• Set exercise:
Put every line of the entries below into a Markdown table with two columns, "Entry No." and "Content." Number the rows in order and skip blank lines.

• The records:
━━━━━━━━

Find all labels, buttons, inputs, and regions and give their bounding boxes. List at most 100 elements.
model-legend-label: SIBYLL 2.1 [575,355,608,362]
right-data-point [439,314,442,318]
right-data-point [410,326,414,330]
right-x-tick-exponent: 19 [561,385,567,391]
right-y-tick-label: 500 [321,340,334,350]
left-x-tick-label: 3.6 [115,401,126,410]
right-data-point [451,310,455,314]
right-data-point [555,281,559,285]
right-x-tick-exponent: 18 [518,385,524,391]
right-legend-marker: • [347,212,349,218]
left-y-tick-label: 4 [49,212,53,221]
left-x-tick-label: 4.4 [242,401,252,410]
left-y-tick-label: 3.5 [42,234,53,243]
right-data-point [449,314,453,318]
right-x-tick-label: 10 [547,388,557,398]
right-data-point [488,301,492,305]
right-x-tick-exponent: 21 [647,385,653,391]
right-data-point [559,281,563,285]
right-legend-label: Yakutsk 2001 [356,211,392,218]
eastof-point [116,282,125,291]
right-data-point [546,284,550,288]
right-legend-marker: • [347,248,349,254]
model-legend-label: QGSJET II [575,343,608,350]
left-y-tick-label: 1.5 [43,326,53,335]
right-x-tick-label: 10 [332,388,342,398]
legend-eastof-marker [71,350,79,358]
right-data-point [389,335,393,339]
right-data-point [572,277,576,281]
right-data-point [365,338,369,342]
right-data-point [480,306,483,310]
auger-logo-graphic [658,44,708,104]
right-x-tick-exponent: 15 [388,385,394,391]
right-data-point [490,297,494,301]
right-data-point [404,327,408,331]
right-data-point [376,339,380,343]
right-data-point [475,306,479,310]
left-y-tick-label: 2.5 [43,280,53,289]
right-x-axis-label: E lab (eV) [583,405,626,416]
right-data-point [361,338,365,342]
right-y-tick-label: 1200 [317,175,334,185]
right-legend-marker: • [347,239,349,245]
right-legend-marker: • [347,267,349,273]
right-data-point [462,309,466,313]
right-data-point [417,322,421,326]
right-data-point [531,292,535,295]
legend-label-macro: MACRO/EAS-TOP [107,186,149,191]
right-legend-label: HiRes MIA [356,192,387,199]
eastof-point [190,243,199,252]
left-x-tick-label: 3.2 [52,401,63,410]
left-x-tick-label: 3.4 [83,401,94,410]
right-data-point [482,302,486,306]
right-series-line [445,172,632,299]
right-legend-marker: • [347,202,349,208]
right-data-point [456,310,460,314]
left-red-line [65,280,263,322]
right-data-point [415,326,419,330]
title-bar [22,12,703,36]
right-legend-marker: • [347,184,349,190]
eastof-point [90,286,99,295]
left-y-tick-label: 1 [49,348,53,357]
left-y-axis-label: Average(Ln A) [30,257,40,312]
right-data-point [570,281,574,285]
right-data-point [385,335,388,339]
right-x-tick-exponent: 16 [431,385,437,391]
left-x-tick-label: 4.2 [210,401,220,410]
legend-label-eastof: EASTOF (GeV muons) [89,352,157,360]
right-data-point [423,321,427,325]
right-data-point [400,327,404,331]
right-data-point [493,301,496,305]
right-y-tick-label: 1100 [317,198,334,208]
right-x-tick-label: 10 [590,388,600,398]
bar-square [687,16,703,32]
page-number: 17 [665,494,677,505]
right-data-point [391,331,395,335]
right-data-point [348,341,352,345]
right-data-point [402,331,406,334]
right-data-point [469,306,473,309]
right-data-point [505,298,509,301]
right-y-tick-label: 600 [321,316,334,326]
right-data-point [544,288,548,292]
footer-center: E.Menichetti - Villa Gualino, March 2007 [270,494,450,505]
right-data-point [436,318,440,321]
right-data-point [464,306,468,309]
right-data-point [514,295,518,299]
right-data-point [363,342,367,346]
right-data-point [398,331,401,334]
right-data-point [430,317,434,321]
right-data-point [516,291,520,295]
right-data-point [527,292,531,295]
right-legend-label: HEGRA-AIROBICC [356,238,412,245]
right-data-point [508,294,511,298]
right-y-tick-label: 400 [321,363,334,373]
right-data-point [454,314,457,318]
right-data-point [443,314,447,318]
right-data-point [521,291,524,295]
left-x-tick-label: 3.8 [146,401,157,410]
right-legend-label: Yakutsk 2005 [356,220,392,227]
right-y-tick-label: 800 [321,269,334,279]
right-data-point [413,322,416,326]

━━━━━━━━

• Exercise response:
| Entry No. | Content |
|---|---|
| 1 | Find all labels, buttons, inputs, and regions and give their bounding boxes. List at most 100 elements. |
| 2 | model-legend-label: SIBYLL 2.1 [575,355,608,362] |
| 3 | right-data-point [439,314,442,318] |
| 4 | right-data-point [410,326,414,330] |
| 5 | right-x-tick-exponent: 19 [561,385,567,391] |
| 6 | right-y-tick-label: 500 [321,340,334,350] |
| 7 | left-x-tick-label: 3.6 [115,401,126,410] |
| 8 | right-data-point [451,310,455,314] |
| 9 | right-data-point [555,281,559,285] |
| 10 | right-x-tick-exponent: 18 [518,385,524,391] |
| 11 | right-legend-marker: • [347,212,349,218] |
| 12 | left-y-tick-label: 4 [49,212,53,221] |
| 13 | left-x-tick-label: 4.4 [242,401,252,410] |
| 14 | left-y-tick-label: 3.5 [42,234,53,243] |
| 15 | right-data-point [449,314,453,318] |
| 16 | right-x-tick-label: 10 [547,388,557,398] |
| 17 | right-data-point [488,301,492,305] |
| 18 | right-x-tick-exponent: 21 [647,385,653,391] |
| 19 | right-data-point [559,281,563,285] |
| 20 | right-legend-label: Yakutsk 2001 [356,211,392,218] |
| 21 | eastof-point [116,282,125,291] |
| 22 | right-data-point [546,284,550,288] |
| 23 | right-legend-marker: • [347,248,349,254] |
| 24 | model-legend-label: QGSJET II [575,343,608,350] |
| 25 | left-y-tick-label: 1.5 [43,326,53,335] |
| 26 | right-x-tick-label: 10 [332,388,342,398] |
| 27 | legend-eastof-marker [71,350,79,358] |
| 28 | right-data-point [389,335,393,339] |
| 29 | right-data-point [572,277,576,281] |
| 30 | right-data-point [365,338,369,342] |
| 31 | right-data-point [480,306,483,310] |
| 32 | auger-logo-graphic [658,44,708,104] |
| 33 | right-x-tick-exponent: 15 [388,385,394,391] |
| 34 | right-data-point [490,297,494,301] |
| 35 | right-data-point [404,327,408,331] |
| 36 | right-data-point [376,339,380,343] |
| 37 | right-data-point [475,306,479,310] |
| 38 | left-y-tick-label: 2.5 [43,280,53,289] |
| 39 | right-x-axis-label: E lab (eV) [583,405,626,416] |
| 40 | right-data-point [361,338,365,342] |
| 41 | right-y-tick-label: 1200 [317,175,334,185] |
| 42 | right-legend-marker: • [347,239,349,245] |
| 43 | right-legend-marker: • [347,267,349,273] |
| 44 | right-data-point [462,309,466,313] |
| 45 | right-data-point [417,322,421,326] |
| 46 | right-data-point [531,292,535,295] |
| 47 | legend-label-macro: MACRO/EAS-TOP [107,186,149,191] |
| 48 | right-legend-label: HiRes MIA [356,192,387,199] |
| 49 | eastof-point [190,243,199,252] |
| 50 | left-x-tick-label: 3.2 [52,401,63,410] |
| 51 | left-x-tick-label: 3.4 [83,401,94,410] |
| 52 | right-data-point [482,302,486,306] |
| 53 | right-series-line [445,172,632,299] |
| 54 | right-legend-marker: • [347,202,349,208] |
| 55 | right-data-point [456,310,460,314] |
| 56 | left-red-line [65,280,263,322] |
| 57 | right-data-point [415,326,419,330] |
| 58 | title-bar [22,12,703,36] |
| 59 | right-legend-marker: • [347,184,349,190] |
| 60 | eastof-point [90,286,99,295] |
| 61 | left-y-tick-label: 1 [49,348,53,357] |
| 62 | left-y-axis-label: Average(Ln A) [30,257,40,312] |
| 63 | right-data-point [570,281,574,285] |
| 64 | right-data-point [385,335,388,339] |
| 65 | right-x-tick-exponent: 16 [431,385,437,391] |
| 66 | left-x-tick-label: 4.2 [210,401,220,410] |
| 67 | legend-label-eastof: EASTOF (GeV muons) [89,352,157,360] |
| 68 | right-data-point [423,321,427,325] |
| 69 | right-data-point [400,327,404,331] |
| 70 | right-data-point [493,301,496,305] |
| 71 | right-y-tick-label: 1100 [317,198,334,208] |
| 72 | right-x-tick-label: 10 [590,388,600,398] |
| 73 | bar-square [687,16,703,32] |
| 74 | page-number: 17 [665,494,677,505] |
| 75 | right-data-point [391,331,395,335] |
| 76 | right-data-point [348,341,352,345] |
| 77 | right-data-point [402,331,406,334] |
| 78 | right-data-point [469,306,473,309] |
| 79 | right-data-point [505,298,509,301] |
| 80 | right-y-tick-label: 600 [321,316,334,326] |
| 81 | right-data-point [544,288,548,292] |
| 82 | footer-center: E.Menichetti - Villa Gualino, March 2007 [270,494,450,505] |
| 83 | right-data-point [436,318,440,321] |
| 84 | right-data-point [464,306,468,309] |
| 85 | right-data-point [514,295,518,299] |
| 86 | right-data-point [363,342,367,346] |
| 87 | right-data-point [398,331,401,334] |
| 88 | right-data-point [430,317,434,321] |
| 89 | right-data-point [516,291,520,295] |
| 90 | right-data-point [527,292,531,295] |
| 91 | right-legend-label: HEGRA-AIROBICC [356,238,412,245] |
| 92 | right-data-point [508,294,511,298] |
| 93 | right-y-tick-label: 400 [321,363,334,373] |
| 94 | right-data-point [454,314,457,318] |
| 95 | right-data-point [443,314,447,318] |
| 96 | right-data-point [521,291,524,295] |
| 97 | left-x-tick-label: 3.8 [146,401,157,410] |
| 98 | right-legend-label: Yakutsk 2005 [356,220,392,227] |
| 99 | right-y-tick-label: 800 [321,269,334,279] |
| 100 | right-data-point [413,322,416,326] |